[START Entries shown]
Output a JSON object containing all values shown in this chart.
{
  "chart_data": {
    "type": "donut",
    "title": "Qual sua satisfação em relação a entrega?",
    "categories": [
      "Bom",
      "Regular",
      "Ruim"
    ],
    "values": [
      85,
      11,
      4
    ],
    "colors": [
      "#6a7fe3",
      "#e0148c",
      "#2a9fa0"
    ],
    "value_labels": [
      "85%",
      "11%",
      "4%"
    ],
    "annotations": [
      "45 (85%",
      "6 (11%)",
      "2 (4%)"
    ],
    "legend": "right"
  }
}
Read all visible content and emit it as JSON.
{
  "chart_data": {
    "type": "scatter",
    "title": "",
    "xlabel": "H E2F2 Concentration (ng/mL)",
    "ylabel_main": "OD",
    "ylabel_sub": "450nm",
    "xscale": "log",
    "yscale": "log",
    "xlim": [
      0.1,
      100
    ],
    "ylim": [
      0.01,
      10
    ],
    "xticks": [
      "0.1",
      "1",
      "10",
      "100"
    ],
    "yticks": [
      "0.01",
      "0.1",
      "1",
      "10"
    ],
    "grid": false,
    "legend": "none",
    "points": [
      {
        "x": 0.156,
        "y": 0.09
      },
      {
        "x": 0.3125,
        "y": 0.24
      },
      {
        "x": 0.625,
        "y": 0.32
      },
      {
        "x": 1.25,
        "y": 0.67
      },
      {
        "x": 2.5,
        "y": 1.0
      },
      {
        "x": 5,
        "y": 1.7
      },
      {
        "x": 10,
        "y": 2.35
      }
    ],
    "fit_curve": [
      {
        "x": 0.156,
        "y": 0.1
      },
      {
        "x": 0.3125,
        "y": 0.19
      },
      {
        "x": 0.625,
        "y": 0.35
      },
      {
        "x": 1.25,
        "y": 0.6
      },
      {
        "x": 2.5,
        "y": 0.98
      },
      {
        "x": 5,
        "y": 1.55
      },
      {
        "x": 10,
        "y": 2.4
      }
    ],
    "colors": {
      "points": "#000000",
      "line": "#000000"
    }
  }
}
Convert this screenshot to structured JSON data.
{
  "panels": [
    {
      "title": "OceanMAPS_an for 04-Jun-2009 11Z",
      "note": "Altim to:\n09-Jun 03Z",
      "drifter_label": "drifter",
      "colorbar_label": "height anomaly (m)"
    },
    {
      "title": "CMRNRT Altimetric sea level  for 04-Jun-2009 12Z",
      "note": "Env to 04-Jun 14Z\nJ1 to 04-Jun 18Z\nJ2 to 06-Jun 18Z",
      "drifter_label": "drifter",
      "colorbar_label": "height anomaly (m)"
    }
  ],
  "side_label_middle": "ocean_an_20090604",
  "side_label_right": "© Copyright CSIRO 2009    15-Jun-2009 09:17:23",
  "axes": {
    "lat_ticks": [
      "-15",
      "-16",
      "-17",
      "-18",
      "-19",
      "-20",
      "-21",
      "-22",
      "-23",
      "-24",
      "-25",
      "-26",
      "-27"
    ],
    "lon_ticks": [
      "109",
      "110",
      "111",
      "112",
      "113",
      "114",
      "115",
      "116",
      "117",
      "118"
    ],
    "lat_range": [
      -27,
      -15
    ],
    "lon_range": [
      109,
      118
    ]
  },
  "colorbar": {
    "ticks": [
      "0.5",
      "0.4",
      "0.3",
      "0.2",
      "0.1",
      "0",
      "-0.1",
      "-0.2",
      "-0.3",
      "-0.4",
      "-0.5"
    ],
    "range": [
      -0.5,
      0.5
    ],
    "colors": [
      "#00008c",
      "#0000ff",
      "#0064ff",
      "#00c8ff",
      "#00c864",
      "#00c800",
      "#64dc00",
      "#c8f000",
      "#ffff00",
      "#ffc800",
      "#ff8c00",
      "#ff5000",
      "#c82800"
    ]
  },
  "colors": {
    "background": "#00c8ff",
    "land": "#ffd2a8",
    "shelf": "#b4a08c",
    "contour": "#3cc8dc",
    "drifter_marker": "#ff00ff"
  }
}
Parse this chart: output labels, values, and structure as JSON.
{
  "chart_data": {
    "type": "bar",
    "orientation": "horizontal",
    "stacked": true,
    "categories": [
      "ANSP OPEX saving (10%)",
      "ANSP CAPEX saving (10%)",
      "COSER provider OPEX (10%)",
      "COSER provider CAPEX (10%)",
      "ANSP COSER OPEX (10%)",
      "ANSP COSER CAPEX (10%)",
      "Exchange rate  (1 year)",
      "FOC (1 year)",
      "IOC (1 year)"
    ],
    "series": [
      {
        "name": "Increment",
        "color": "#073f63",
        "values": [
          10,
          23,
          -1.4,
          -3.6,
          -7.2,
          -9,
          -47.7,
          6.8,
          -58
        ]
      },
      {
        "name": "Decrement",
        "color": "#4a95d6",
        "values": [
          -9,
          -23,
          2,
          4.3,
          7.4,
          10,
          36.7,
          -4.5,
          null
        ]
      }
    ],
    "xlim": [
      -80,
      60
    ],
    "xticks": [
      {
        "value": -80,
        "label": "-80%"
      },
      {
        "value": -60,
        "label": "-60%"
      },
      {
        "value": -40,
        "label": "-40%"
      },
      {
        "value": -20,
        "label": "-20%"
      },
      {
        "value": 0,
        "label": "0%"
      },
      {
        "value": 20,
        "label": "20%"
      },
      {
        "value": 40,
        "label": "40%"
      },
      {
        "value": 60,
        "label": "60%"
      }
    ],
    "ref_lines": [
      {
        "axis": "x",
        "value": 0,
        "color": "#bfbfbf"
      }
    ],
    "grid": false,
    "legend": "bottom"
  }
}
[END Entries shown]
Description of the task:
Write the material out exactly, with nothing left out.

Written response:
Output a JSON object containing all values shown in this chart.
{
  "chart_data": {
    "type": "donut",
    "title": "Qual sua satisfação em relação a entrega?",
    "categories": [
      "Bom",
      "Regular",
      "Ruim"
    ],
    "values": [
      85,
      11,
      4
    ],
    "colors": [
      "#6a7fe3",
      "#e0148c",
      "#2a9fa0"
    ],
    "value_labels": [
      "85%",
      "11%",
      "4%"
    ],
    "annotations": [
      "45 (85%",
      "6 (11%)",
      "2 (4%)"
    ],
    "legend": "right"
  }
}
Read all visible content and emit it as JSON.
{
  "chart_data": {
    "type": "scatter",
    "title": "",
    "xlabel": "H E2F2 Concentration (ng/mL)",
    "ylabel_main": "OD",
    "ylabel_sub": "450nm",
    "xscale": "log",
    "yscale": "log",
    "xlim": [
      0.1,
      100
    ],
    "ylim": [
      0.01,
      10
    ],
    "xticks": [
      "0.1",
      "1",
      "10",
      "100"
    ],
    "yticks": [
      "0.01",
      "0.1",
      "1",
      "10"
    ],
    "grid": false,
    "legend": "none",
    "points": [
      {
        "x": 0.156,
        "y": 0.09
      },
      {
        "x": 0.3125,
        "y": 0.24
      },
      {
        "x": 0.625,
        "y": 0.32
      },
      {
        "x": 1.25,
        "y": 0.67
      },
      {
        "x": 2.5,
        "y": 1.0
      },
      {
        "x": 5,
        "y": 1.7
      },
      {
        "x": 10,
        "y": 2.35
      }
    ],
    "fit_curve": [
      {
        "x": 0.156,
        "y": 0.1
      },
      {
        "x": 0.3125,
        "y": 0.19
      },
      {
        "x": 0.625,
        "y": 0.35
      },
      {
        "x": 1.25,
        "y": 0.6
      },
      {
        "x": 2.5,
        "y": 0.98
      },
      {
        "x": 5,
        "y": 1.55
      },
      {
        "x": 10,
        "y": 2.4
      }
    ],
    "colors": {
      "points": "#000000",
      "line": "#000000"
    }
  }
}
Convert this screenshot to structured JSON data.
{
  "panels": [
    {
      "title": "OceanMAPS_an for 04-Jun-2009 11Z",
      "note": "Altim to:\n09-Jun 03Z",
      "drifter_label": "drifter",
      "colorbar_label": "height anomaly (m)"
    },
    {
      "title": "CMRNRT Altimetric sea level  for 04-Jun-2009 12Z",
      "note": "Env to 04-Jun 14Z\nJ1 to 04-Jun 18Z\nJ2 to 06-Jun 18Z",
      "drifter_label": "drifter",
      "colorbar_label": "height anomaly (m)"
    }
  ],
  "side_label_middle": "ocean_an_20090604",
  "side_label_right": "© Copyright CSIRO 2009    15-Jun-2009 09:17:23",
  "axes": {
    "lat_ticks": [
      "-15",
      "-16",
      "-17",
      "-18",
      "-19",
      "-20",
      "-21",
      "-22",
      "-23",
      "-24",
      "-25",
      "-26",
      "-27"
    ],
    "lon_ticks": [
      "109",
      "110",
      "111",
      "112",
      "113",
      "114",
      "115",
      "116",
      "117",
      "118"
    ],
    "lat_range": [
      -27,
      -15
    ],
    "lon_range": [
      109,
      118
    ]
  },
  "colorbar": {
    "ticks": [
      "0.5",
      "0.4",
      "0.3",
      "0.2",
      "0.1",
      "0",
      "-0.1",
      "-0.2",
      "-0.3",
      "-0.4",
      "-0.5"
    ],
    "range": [
      -0.5,
      0.5
    ],
    "colors": [
      "#00008c",
      "#0000ff",
      "#0064ff",
      "#00c8ff",
      "#00c864",
      "#00c800",
      "#64dc00",
      "#c8f000",
      "#ffff00",
      "#ffc800",
      "#ff8c00",
      "#ff5000",
      "#c82800"
    ]
  },
  "colors": {
    "background": "#00c8ff",
    "land": "#ffd2a8",
    "shelf": "#b4a08c",
    "contour": "#3cc8dc",
    "drifter_marker": "#ff00ff"
  }
}
Parse this chart: output labels, values, and structure as JSON.
{
  "chart_data": {
    "type": "bar",
    "orientation": "horizontal",
    "stacked": true,
    "categories": [
      "ANSP OPEX saving (10%)",
      "ANSP CAPEX saving (10%)",
      "COSER provider OPEX (10%)",
      "COSER provider CAPEX (10%)",
      "ANSP COSER OPEX (10%)",
      "ANSP COSER CAPEX (10%)",
      "Exchange rate  (1 year)",
      "FOC (1 year)",
      "IOC (1 year)"
    ],
    "series": [
      {
        "name": "Increment",
        "color": "#073f63",
        "values": [
          10,
          23,
          -1.4,
          -3.6,
          -7.2,
          -9,
          -47.7,
          6.8,
          -58
        ]
      },
      {
        "name": "Decrement",
        "color": "#4a95d6",
        "values": [
          -9,
          -23,
          2,
          4.3,
          7.4,
          10,
          36.7,
          -4.5,
          null
        ]
      }
    ],
    "xlim": [
      -80,
      60
    ],
    "xticks": [
      {
        "value": -80,
        "label": "-80%"
      },
      {
        "value": -60,
        "label": "-60%"
      },
      {
        "value": -40,
        "label": "-40%"
      },
      {
        "value": -20,
        "label": "-20%"
      },
      {
        "value": 0,
        "label": "0%"
      },
      {
        "value": 20,
        "label": "20%"
      },
      {
        "value": 40,
        "label": "40%"
      },
      {
        "value": 60,
        "label": "60%"
      }
    ],
    "ref_lines": [
      {
        "axis": "x",
        "value": 0,
        "color": "#bfbfbf"
      }
    ],
    "grid": false,
    "legend": "bottom"
  }
}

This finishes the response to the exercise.